Stored data:
*-*-*
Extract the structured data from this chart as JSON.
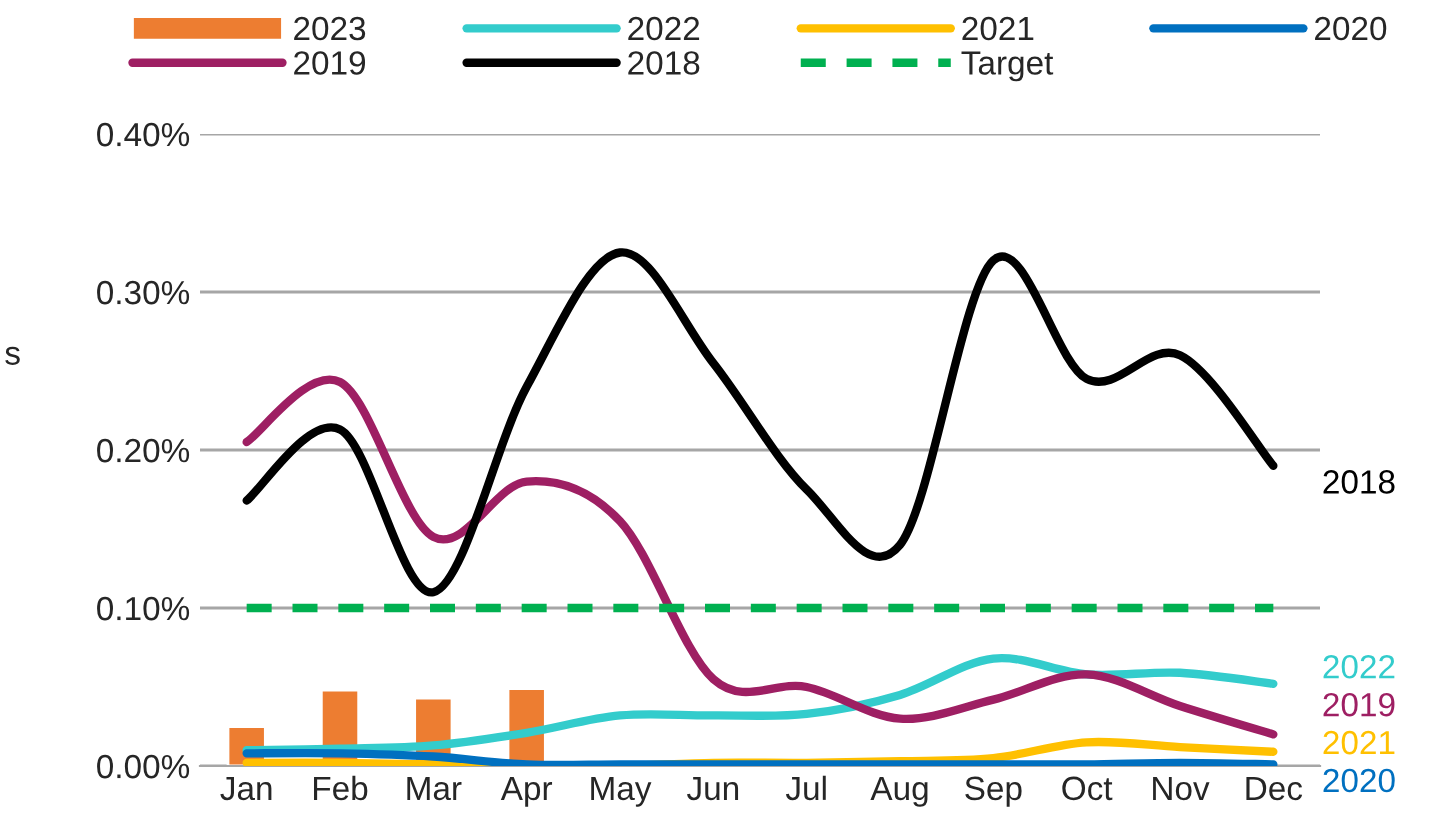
{
  "chart_data": {
    "type": "line",
    "ylabel": "s",
    "categories": [
      "Jan",
      "Feb",
      "Mar",
      "Apr",
      "May",
      "Jun",
      "Jul",
      "Aug",
      "Sep",
      "Oct",
      "Nov",
      "Dec"
    ],
    "series": [
      {
        "name": "2023",
        "type": "bar",
        "color": "#ed7d31",
        "values": [
          0.025,
          0.048,
          0.043,
          0.049,
          null,
          null,
          null,
          null,
          null,
          null,
          null,
          null
        ]
      },
      {
        "name": "2022",
        "color": "#33cccc",
        "values": [
          0.01,
          0.011,
          0.013,
          0.021,
          0.032,
          0.032,
          0.033,
          0.045,
          0.068,
          0.058,
          0.059,
          0.052
        ]
      },
      {
        "name": "2021",
        "color": "#ffc000",
        "values": [
          0.002,
          0.002,
          0.001,
          0.0,
          0.0,
          0.002,
          0.002,
          0.003,
          0.005,
          0.015,
          0.012,
          0.009
        ]
      },
      {
        "name": "2020",
        "color": "#0070c0",
        "values": [
          0.008,
          0.008,
          0.006,
          0.001,
          0.001,
          0.001,
          0.001,
          0.001,
          0.001,
          0.001,
          0.002,
          0.001
        ]
      },
      {
        "name": "2019",
        "color": "#9e1f63",
        "values": [
          0.205,
          0.243,
          0.145,
          0.18,
          0.155,
          0.055,
          0.05,
          0.03,
          0.042,
          0.058,
          0.038,
          0.02
        ]
      },
      {
        "name": "2018",
        "color": "#000000",
        "values": [
          0.168,
          0.213,
          0.11,
          0.24,
          0.325,
          0.255,
          0.175,
          0.14,
          0.32,
          0.245,
          0.26,
          0.19
        ]
      },
      {
        "name": "Target",
        "color": "#00b050",
        "line_style": "dashed",
        "values": [
          0.1,
          0.1,
          0.1,
          0.1,
          0.1,
          0.1,
          0.1,
          0.1,
          0.1,
          0.1,
          0.1,
          0.1
        ]
      }
    ],
    "ylim": [
      0,
      0.4
    ],
    "yticks": [
      {
        "value": 0,
        "label": "0.00%"
      },
      {
        "value": 0.1,
        "label": "0.10%"
      },
      {
        "value": 0.2,
        "label": "0.20%"
      },
      {
        "value": 0.3,
        "label": "0.30%"
      },
      {
        "value": 0.4,
        "label": "0.40%"
      }
    ],
    "grid": "y",
    "legend": "top"
  }
}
*-*-*
• Exercise description: Retype each record exactly as it stands, but do not include the pictures.

• Exercise response:
Extract the structured data from this chart as JSON.
{
  "chart_data": {
    "type": "line",
    "ylabel": "s",
    "categories": [
      "Jan",
      "Feb",
      "Mar",
      "Apr",
      "May",
      "Jun",
      "Jul",
      "Aug",
      "Sep",
      "Oct",
      "Nov",
      "Dec"
    ],
    "series": [
      {
        "name": "2023",
        "type": "bar",
        "color": "#ed7d31",
        "values": [
          0.025,
          0.048,
          0.043,
          0.049,
          null,
          null,
          null,
          null,
          null,
          null,
          null,
          null
        ]
      },
      {
        "name": "2022",
        "color": "#33cccc",
        "values": [
          0.01,
          0.011,
          0.013,
          0.021,
          0.032,
          0.032,
          0.033,
          0.045,
          0.068,
          0.058,
          0.059,
          0.052
        ]
      },
      {
        "name": "2021",
        "color": "#ffc000",
        "values": [
          0.002,
          0.002,
          0.001,
          0.0,
          0.0,
          0.002,
          0.002,
          0.003,
          0.005,
          0.015,
          0.012,
          0.009
        ]
      },
      {
        "name": "2020",
        "color": "#0070c0",
        "values": [
          0.008,
          0.008,
          0.006,
          0.001,
          0.001,
          0.001,
          0.001,
          0.001,
          0.001,
          0.001,
          0.002,
          0.001
        ]
      },
      {
        "name": "2019",
        "color": "#9e1f63",
        "values": [
          0.205,
          0.243,
          0.145,
          0.18,
          0.155,
          0.055,
          0.05,
          0.03,
          0.042,
          0.058,
          0.038,
          0.02
        ]
      },
      {
        "name": "2018",
        "color": "#000000",
        "values": [
          0.168,
          0.213,
          0.11,
          0.24,
          0.325,
          0.255,
          0.175,
          0.14,
          0.32,
          0.245,
          0.26,
          0.19
        ]
      },
      {
        "name": "Target",
        "color": "#00b050",
        "line_style": "dashed",
        "values": [
          0.1,
          0.1,
          0.1,
          0.1,
          0.1,
          0.1,
          0.1,
          0.1,
          0.1,
          0.1,
          0.1,
          0.1
        ]
      }
    ],
    "ylim": [
      0,
      0.4
    ],
    "yticks": [
      {
        "value": 0,
        "label": "0.00%"
      },
      {
        "value": 0.1,
        "label": "0.10%"
      },
      {
        "value": 0.2,
        "label": "0.20%"
      },
      {
        "value": 0.3,
        "label": "0.30%"
      },
      {
        "value": 0.4,
        "label": "0.40%"
      }
    ],
    "grid": "y",
    "legend": "top"
  }
}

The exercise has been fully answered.